Say how many lines contain the word "into" and give no other text.

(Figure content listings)
============

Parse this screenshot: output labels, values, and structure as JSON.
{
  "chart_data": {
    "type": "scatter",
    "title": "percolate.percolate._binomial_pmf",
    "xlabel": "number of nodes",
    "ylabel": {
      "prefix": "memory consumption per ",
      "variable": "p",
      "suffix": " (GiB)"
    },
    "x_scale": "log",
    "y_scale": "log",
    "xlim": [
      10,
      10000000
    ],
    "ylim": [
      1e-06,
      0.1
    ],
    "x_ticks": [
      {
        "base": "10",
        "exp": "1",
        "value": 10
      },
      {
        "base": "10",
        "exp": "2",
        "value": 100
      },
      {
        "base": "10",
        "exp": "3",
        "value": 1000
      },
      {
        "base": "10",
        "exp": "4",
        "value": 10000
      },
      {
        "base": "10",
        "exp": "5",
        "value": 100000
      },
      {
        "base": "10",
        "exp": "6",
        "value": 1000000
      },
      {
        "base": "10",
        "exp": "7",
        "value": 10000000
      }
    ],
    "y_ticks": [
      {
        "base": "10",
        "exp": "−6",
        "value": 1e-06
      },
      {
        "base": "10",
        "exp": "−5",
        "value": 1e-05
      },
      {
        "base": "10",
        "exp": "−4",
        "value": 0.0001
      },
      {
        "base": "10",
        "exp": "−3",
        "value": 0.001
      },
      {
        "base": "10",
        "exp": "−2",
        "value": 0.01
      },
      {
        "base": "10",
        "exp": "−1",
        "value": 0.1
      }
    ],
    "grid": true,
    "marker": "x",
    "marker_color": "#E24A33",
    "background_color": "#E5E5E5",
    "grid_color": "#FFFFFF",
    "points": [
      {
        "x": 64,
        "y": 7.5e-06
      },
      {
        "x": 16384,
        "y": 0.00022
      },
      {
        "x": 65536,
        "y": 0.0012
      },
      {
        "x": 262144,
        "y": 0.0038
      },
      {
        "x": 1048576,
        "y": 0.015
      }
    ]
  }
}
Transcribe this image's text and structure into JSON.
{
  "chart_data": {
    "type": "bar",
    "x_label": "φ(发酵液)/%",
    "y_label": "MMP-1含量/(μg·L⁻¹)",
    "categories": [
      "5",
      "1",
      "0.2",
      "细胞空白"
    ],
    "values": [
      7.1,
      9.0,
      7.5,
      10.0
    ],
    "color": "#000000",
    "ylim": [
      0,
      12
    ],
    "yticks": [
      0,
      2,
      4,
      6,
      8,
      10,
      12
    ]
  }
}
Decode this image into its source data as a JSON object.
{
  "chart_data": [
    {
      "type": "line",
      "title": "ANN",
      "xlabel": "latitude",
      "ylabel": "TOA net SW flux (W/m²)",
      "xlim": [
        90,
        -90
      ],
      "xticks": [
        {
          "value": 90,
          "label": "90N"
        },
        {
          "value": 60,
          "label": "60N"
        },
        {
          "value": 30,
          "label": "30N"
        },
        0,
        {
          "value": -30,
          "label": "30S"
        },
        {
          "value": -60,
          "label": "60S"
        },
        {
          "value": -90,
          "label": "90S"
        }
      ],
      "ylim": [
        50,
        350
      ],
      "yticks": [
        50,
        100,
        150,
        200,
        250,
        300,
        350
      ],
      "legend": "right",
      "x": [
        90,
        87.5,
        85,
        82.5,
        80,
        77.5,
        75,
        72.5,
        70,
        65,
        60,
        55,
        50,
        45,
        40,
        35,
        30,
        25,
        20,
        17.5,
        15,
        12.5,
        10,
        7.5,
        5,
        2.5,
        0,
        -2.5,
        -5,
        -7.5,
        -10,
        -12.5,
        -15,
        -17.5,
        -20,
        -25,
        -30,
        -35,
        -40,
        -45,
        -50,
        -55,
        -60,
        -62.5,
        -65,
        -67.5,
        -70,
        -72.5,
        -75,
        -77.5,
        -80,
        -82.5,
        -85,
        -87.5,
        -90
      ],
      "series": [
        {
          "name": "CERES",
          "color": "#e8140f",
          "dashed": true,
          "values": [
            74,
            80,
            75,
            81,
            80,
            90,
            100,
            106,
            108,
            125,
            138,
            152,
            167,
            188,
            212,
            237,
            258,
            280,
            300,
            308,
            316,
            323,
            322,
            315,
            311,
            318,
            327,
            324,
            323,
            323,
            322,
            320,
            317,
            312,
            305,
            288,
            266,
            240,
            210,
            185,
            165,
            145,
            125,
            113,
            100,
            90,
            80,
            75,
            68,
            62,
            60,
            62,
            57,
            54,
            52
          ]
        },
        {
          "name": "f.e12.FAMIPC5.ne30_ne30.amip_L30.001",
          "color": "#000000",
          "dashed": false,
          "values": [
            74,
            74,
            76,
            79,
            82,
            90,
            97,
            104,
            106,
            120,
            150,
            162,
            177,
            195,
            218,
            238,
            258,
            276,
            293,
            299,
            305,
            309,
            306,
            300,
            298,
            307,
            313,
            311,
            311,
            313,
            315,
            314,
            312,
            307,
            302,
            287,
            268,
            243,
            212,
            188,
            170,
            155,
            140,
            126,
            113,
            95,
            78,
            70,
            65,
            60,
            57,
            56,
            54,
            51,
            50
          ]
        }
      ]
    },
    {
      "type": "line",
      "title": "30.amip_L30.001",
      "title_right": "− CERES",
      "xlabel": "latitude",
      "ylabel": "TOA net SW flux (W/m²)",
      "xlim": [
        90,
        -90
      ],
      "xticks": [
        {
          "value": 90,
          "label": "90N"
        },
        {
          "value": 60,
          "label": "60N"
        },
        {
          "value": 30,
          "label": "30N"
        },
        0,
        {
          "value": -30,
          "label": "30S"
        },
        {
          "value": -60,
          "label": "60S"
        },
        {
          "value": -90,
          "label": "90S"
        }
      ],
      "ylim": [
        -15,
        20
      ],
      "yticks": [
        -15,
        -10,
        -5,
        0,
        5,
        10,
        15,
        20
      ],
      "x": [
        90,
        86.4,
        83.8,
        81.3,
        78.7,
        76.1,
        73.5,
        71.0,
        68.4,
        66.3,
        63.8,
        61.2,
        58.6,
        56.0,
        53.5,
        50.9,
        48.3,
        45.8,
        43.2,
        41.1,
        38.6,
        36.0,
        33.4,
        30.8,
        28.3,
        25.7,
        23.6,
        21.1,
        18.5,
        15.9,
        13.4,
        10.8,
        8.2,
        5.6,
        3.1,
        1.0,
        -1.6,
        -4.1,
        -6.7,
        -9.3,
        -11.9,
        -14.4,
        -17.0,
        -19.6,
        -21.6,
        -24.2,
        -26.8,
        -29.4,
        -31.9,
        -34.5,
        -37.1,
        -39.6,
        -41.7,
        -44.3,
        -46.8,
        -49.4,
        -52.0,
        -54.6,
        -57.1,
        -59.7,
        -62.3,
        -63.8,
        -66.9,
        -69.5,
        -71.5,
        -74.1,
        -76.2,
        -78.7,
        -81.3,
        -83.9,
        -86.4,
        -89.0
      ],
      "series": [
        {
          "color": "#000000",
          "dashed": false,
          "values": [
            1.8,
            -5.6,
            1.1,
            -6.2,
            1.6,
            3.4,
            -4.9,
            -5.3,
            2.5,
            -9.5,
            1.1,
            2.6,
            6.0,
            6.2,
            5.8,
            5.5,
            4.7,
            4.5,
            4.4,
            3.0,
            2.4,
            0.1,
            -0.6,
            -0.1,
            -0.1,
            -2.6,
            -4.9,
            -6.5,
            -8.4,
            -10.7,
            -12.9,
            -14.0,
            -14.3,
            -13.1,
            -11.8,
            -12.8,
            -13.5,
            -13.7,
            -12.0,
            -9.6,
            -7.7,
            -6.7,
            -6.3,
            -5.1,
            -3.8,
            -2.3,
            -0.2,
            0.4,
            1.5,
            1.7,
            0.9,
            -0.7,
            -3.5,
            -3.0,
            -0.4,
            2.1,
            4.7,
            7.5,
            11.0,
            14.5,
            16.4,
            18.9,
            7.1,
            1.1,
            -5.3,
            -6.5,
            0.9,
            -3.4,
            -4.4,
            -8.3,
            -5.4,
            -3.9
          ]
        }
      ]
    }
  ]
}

============

Exercise output
2